_Task_: Report the number of lines in the entries below that include the word "conducted", and nothing else.

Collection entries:

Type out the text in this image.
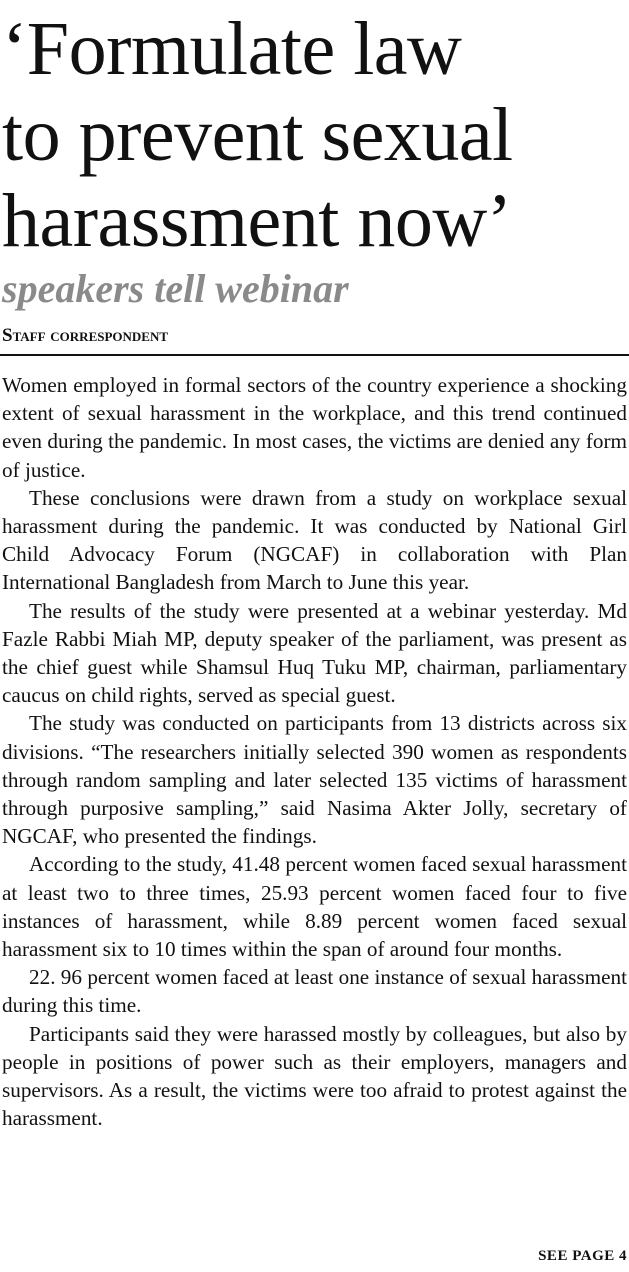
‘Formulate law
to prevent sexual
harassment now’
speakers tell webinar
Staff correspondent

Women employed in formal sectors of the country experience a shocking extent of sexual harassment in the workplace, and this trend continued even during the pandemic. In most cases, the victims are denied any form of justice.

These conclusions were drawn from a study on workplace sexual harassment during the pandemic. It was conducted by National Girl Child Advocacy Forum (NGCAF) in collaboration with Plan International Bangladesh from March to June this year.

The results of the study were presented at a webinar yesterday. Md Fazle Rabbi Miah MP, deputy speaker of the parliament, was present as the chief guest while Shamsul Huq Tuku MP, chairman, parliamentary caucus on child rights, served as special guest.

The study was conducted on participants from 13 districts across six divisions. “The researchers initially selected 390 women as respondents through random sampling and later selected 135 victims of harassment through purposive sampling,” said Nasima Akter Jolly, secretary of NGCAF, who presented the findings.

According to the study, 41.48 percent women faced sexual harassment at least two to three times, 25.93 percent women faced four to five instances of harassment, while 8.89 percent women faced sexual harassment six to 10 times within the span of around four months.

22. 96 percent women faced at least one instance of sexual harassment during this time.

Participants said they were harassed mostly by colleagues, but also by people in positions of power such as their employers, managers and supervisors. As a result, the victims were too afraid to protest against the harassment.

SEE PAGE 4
--
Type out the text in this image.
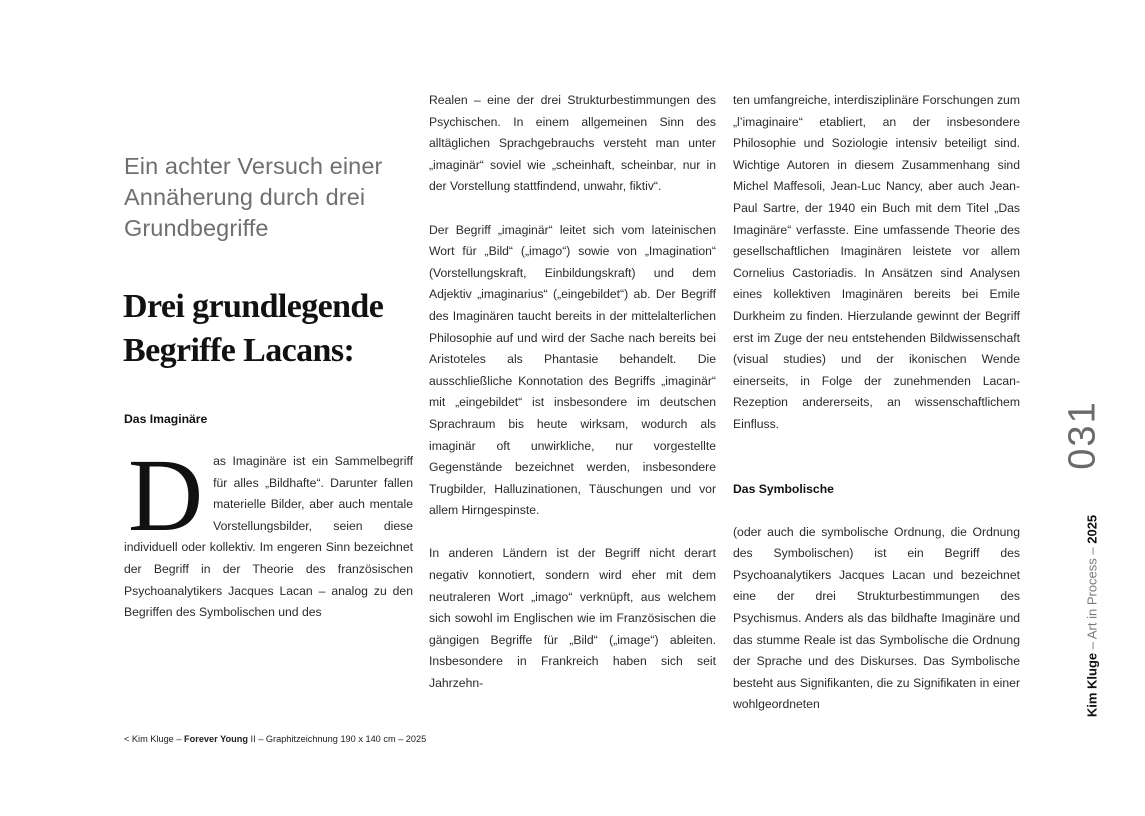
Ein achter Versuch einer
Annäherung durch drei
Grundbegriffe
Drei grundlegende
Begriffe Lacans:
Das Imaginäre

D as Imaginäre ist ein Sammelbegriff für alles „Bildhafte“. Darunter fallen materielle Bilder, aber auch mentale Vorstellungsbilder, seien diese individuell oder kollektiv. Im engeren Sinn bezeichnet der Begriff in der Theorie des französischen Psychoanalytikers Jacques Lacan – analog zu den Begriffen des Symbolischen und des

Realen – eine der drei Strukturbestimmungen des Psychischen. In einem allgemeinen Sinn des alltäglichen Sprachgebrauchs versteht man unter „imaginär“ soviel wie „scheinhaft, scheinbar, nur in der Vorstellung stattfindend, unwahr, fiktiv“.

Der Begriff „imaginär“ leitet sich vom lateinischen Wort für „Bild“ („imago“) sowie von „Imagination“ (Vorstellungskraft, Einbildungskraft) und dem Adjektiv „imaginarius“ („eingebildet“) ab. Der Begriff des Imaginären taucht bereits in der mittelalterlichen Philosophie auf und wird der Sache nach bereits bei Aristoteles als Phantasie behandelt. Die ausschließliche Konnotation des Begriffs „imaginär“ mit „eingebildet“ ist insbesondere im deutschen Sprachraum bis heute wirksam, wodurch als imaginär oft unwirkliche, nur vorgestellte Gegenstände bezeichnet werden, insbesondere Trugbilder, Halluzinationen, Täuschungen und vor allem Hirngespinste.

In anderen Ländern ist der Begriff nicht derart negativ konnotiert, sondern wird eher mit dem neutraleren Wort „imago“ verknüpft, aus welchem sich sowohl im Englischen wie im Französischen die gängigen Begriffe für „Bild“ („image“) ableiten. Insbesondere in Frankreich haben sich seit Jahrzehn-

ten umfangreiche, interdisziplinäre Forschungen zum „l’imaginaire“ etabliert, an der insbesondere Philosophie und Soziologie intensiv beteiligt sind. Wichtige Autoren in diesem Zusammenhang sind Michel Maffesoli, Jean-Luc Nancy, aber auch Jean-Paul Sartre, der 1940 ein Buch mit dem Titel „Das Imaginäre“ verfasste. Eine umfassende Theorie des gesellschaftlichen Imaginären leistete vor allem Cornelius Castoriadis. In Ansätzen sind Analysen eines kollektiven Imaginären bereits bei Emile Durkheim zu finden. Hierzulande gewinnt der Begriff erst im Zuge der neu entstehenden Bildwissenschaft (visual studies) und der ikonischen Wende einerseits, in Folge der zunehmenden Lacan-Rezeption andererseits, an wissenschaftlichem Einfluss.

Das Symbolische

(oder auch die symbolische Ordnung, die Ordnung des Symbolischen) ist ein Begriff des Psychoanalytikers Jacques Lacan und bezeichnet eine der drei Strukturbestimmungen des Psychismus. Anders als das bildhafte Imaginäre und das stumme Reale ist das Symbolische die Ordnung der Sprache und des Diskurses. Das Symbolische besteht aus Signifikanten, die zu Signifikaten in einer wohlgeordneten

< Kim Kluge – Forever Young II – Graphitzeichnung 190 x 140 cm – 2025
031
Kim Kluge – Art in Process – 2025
==
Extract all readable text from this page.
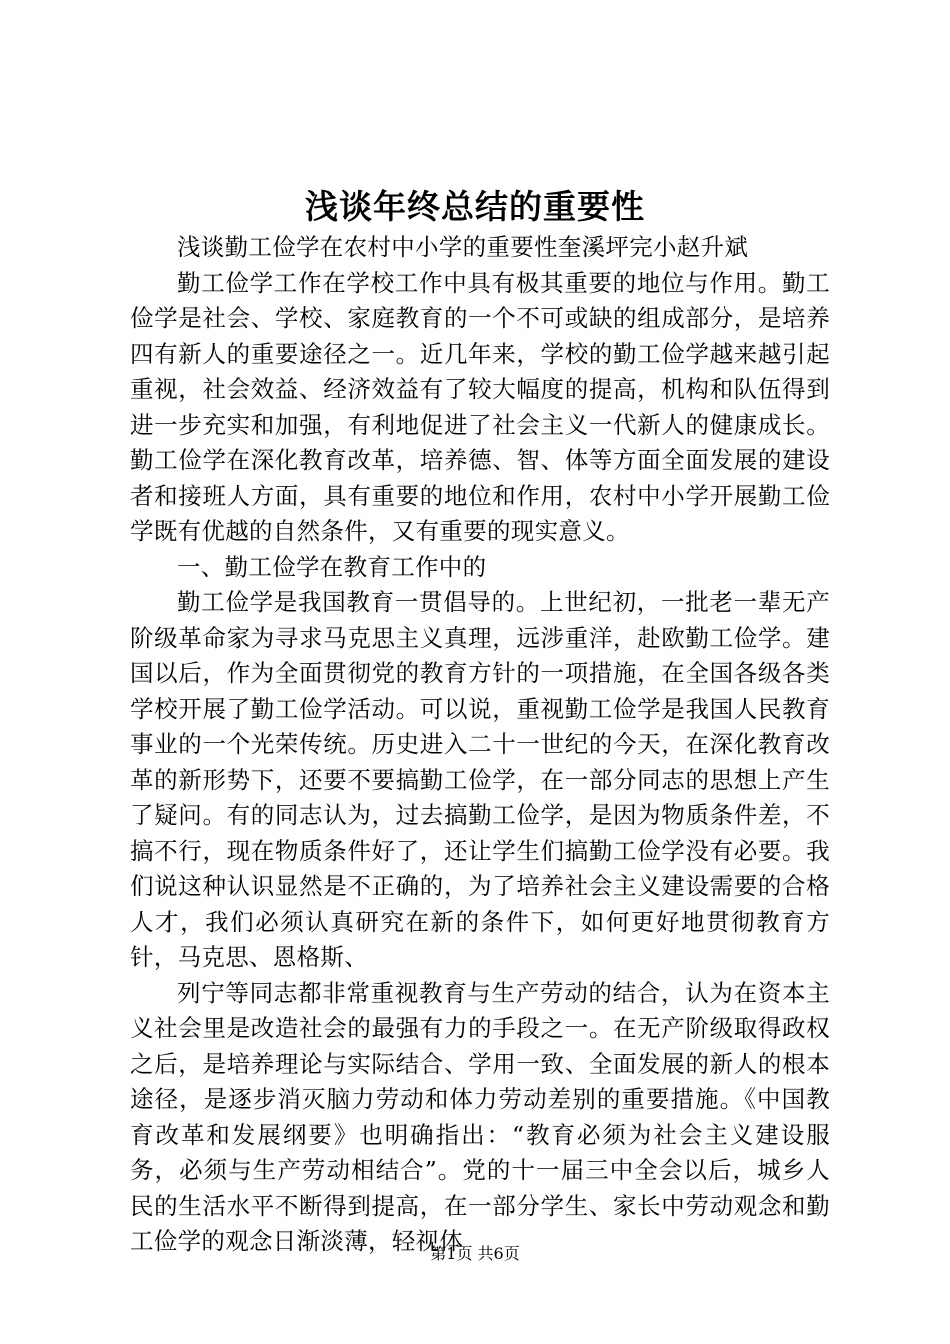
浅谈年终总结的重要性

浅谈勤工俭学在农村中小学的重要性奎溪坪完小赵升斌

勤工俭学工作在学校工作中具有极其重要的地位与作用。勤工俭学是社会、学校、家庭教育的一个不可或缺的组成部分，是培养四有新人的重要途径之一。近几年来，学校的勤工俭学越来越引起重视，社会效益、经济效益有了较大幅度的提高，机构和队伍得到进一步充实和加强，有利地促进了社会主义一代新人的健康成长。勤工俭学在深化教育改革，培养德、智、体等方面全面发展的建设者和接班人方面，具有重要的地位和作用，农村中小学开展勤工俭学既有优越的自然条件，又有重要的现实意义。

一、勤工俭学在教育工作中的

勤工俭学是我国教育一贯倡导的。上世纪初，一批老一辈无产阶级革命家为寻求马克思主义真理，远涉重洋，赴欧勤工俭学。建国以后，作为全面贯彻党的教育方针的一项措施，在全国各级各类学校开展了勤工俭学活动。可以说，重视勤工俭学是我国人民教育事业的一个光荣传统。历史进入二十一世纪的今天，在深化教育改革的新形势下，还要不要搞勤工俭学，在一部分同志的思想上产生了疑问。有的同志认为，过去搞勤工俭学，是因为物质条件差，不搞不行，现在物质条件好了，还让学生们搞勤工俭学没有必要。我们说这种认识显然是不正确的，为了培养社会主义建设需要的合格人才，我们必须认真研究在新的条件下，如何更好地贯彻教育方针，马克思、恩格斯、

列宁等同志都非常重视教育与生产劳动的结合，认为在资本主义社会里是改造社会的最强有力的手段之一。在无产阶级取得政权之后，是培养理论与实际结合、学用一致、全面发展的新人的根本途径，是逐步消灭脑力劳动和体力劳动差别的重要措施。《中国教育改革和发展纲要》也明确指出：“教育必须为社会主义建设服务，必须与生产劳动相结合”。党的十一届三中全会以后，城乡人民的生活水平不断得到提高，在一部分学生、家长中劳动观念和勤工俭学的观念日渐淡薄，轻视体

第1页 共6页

_Exercise result_: 2